__INSTRUCTIONS TO FOLLOW__.
Where the line containing "Read out every word on this page." appears, begin retyping; continue exactly through the final line of the data. Omit every picture.

Data records:
════

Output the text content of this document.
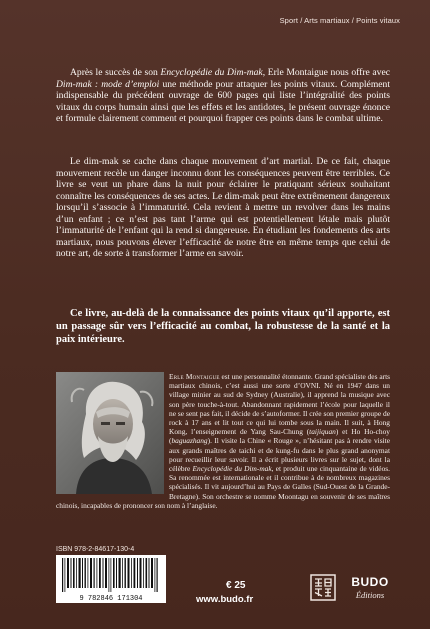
Sport / Arts martiaux / Points vitaux

Après le succès de son Encyclopédie du Dim-mak, Erle Montaigue nous offre avec Dim-mak : mode d’emploi une méthode pour attaquer les points vitaux. Complément indispensable du précédent ouvrage de 600 pages qui liste l’intégralité des points vitaux du corps humain ainsi que les effets et les antidotes, le présent ouvrage énonce et formule clairement comment et pourquoi frapper ces points dans le combat ultime.

Le dim-mak se cache dans chaque mouvement d’art martial. De ce fait, chaque mouvement recèle un danger inconnu dont les conséquences peuvent être terribles. Ce livre se veut un phare dans la nuit pour éclairer le pratiquant sérieux souhaitant connaître les conséquences de ses actes. Le dim-mak peut être extrêmement dangereux lorsqu’il s’associe à l’immaturité. Cela revient à mettre un revolver dans les mains d’un enfant ; ce n’est pas tant l’arme qui est potentiellement létale mais plutôt l’immaturité de l’enfant qui la rend si dangereuse. En étudiant les fondements des arts martiaux, nous pouvons élever l’efficacité de notre être en même temps que celui de notre art, de sorte à transformer l’arme en savoir.

Ce livre, au-delà de la connaissance des points vitaux qu’il apporte, est un passage sûr vers l’efficacité au combat, la robustesse de la santé et la paix intérieure.

Erle Montaigue est une personnalité étonnante. Grand spécialiste des arts martiaux chinois, c’est aussi une sorte d’OVNI. Né en 1947 dans un village minier au sud de Sydney (Australie), il apprend la musique avec son père touche-à-tout. Abandonnant rapidement l’école pour laquelle il ne se sent pas fait, il décide de s’autoformer. Il crée son premier groupe de rock à 17 ans et lit tout ce qui lui tombe sous la main. Il suit, à Hong Kong, l’enseignement de Yang Sau-Chung (taijiquan) et Ho Ho-choy (baguazhang). Il visite la Chine « Rouge », n’hésitant pas à rendre visite aux grands maîtres de taichi et de kung-fu dans le plus grand anonymat pour recueillir leur savoir. Il a écrit plusieurs livres sur le sujet, dont la célèbre Encyclopédie du Dim-mak, et produit une cinquantaine de vidéos. Sa renommée est internationale et il contribue à de nombreux magazines spécialisés. Il vit aujourd’hui au Pays de Galles (Sud-Ouest de la Grande-Bretagne). Son orchestre se nomme Moontagu en souvenir de ses maîtres chinois, incapables de prononcer son nom à l’anglaise.

ISBN 978-2-84617-130-4
9 782846 171304
€ 25
www.budo.fr
BUDO
Éditions
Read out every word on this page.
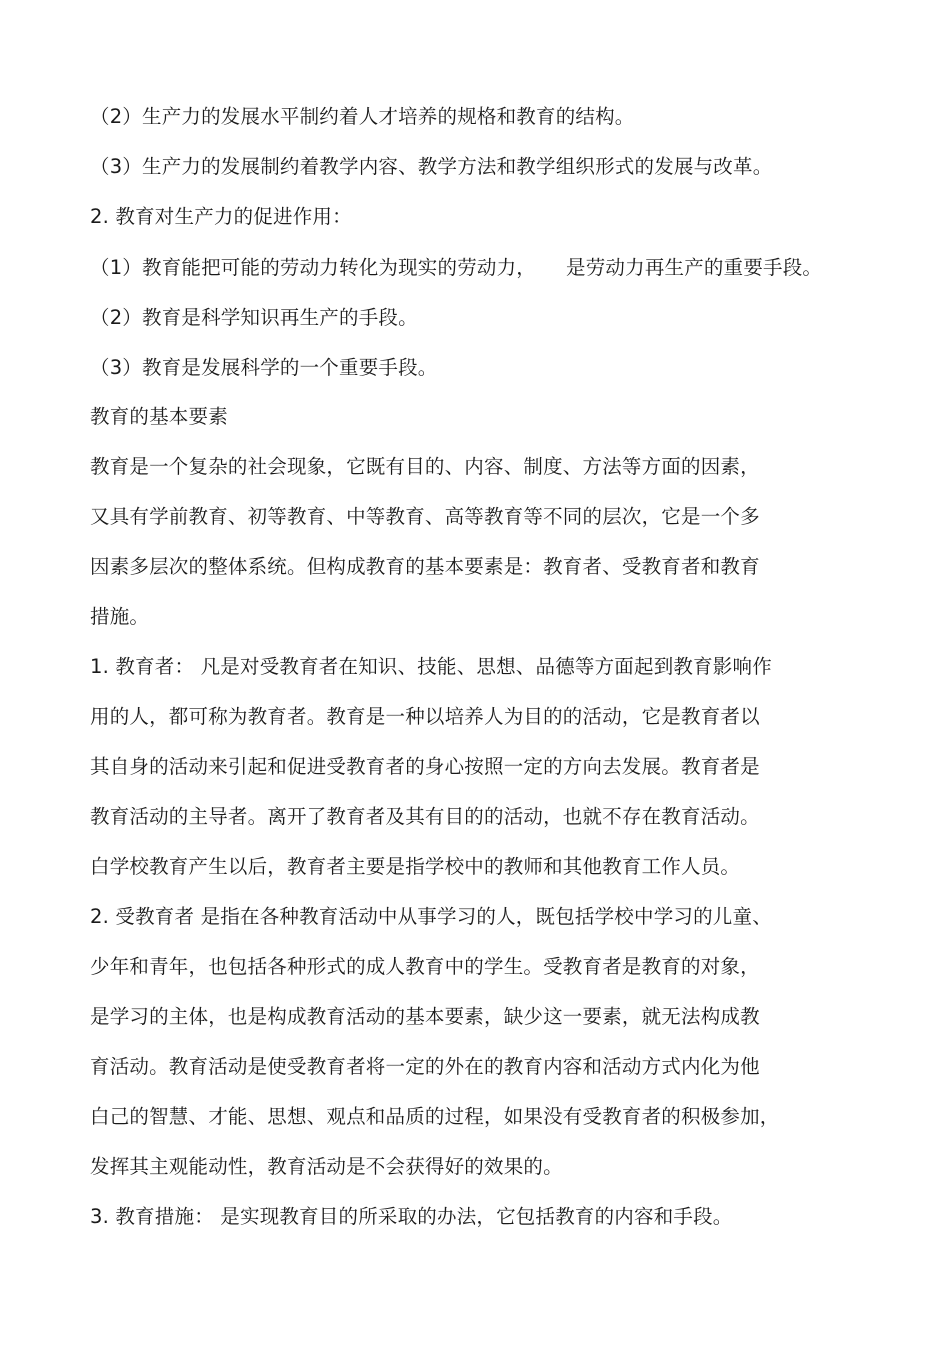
（2）生产力的发展水平制约着人才培养的规格和教育的结构。
（3）生产力的发展制约着教学内容、教学方法和教学组织形式的发展与改革。
2. 教育对生产力的促进作用：
（1）教育能把可能的劳动力转化为现实的劳动力， 是劳动力再生产的重要手段。
（2）教育是科学知识再生产的手段。
（3）教育是发展科学的一个重要手段。
教育的基本要素
教育是一个复杂的社会现象，它既有目的、内容、制度、方法等方面的因素，
又具有学前教育、初等教育、中等教育、高等教育等不同的层次，它是一个多
因素多层次的整体系统。但构成教育的基本要素是：教育者、受教育者和教育
措施。
1. 教育者： 凡是对受教育者在知识、技能、思想、品德等方面起到教育影响作
用的人，都可称为教育者。教育是一种以培养人为目的的活动，它是教育者以
其自身的活动来引起和促进受教育者的身心按照一定的方向去发展。教育者是
教育活动的主导者。离开了教育者及其有目的的活动，也就不存在教育活动。
白学校教育产生以后，教育者主要是指学校中的教师和其他教育工作人员。
2. 受教育者 是指在各种教育活动中从事学习的人，既包括学校中学习的儿童、
少年和青年，也包括各种形式的成人教育中的学生。受教育者是教育的对象，
是学习的主体，也是构成教育活动的基本要素，缺少这一要素，就无法构成教
育活动。教育活动是使受教育者将一定的外在的教育内容和活动方式内化为他
白己的智慧、才能、思想、观点和品质的过程，如果没有受教育者的积极参加，
发挥其主观能动性，教育活动是不会获得好的效果的。
3. 教育措施： 是实现教育目的所采取的办法，它包括教育的内容和手段。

════

__EXERCISE RESULT__.
Read out every word on this page.
（2）生产力的发展水平制约着人才培养的规格和教育的结构。
（3）生产力的发展制约着教学内容、教学方法和教学组织形式的发展与改革。
2. 教育对生产力的促进作用：
（1）教育能把可能的劳动力转化为现实的劳动力， 是劳动力再生产的重要手段。
（2）教育是科学知识再生产的手段。
（3）教育是发展科学的一个重要手段。
教育的基本要素
教育是一个复杂的社会现象，它既有目的、内容、制度、方法等方面的因素，
又具有学前教育、初等教育、中等教育、高等教育等不同的层次，它是一个多
因素多层次的整体系统。但构成教育的基本要素是：教育者、受教育者和教育
措施。
1. 教育者： 凡是对受教育者在知识、技能、思想、品德等方面起到教育影响作
用的人，都可称为教育者。教育是一种以培养人为目的的活动，它是教育者以
其自身的活动来引起和促进受教育者的身心按照一定的方向去发展。教育者是
教育活动的主导者。离开了教育者及其有目的的活动，也就不存在教育活动。
白学校教育产生以后，教育者主要是指学校中的教师和其他教育工作人员。
2. 受教育者 是指在各种教育活动中从事学习的人，既包括学校中学习的儿童、
少年和青年，也包括各种形式的成人教育中的学生。受教育者是教育的对象，
是学习的主体，也是构成教育活动的基本要素，缺少这一要素，就无法构成教
育活动。教育活动是使受教育者将一定的外在的教育内容和活动方式内化为他
白己的智慧、才能、思想、观点和品质的过程，如果没有受教育者的积极参加，
发挥其主观能动性，教育活动是不会获得好的效果的。
3. 教育措施： 是实现教育目的所采取的办法，它包括教育的内容和手段。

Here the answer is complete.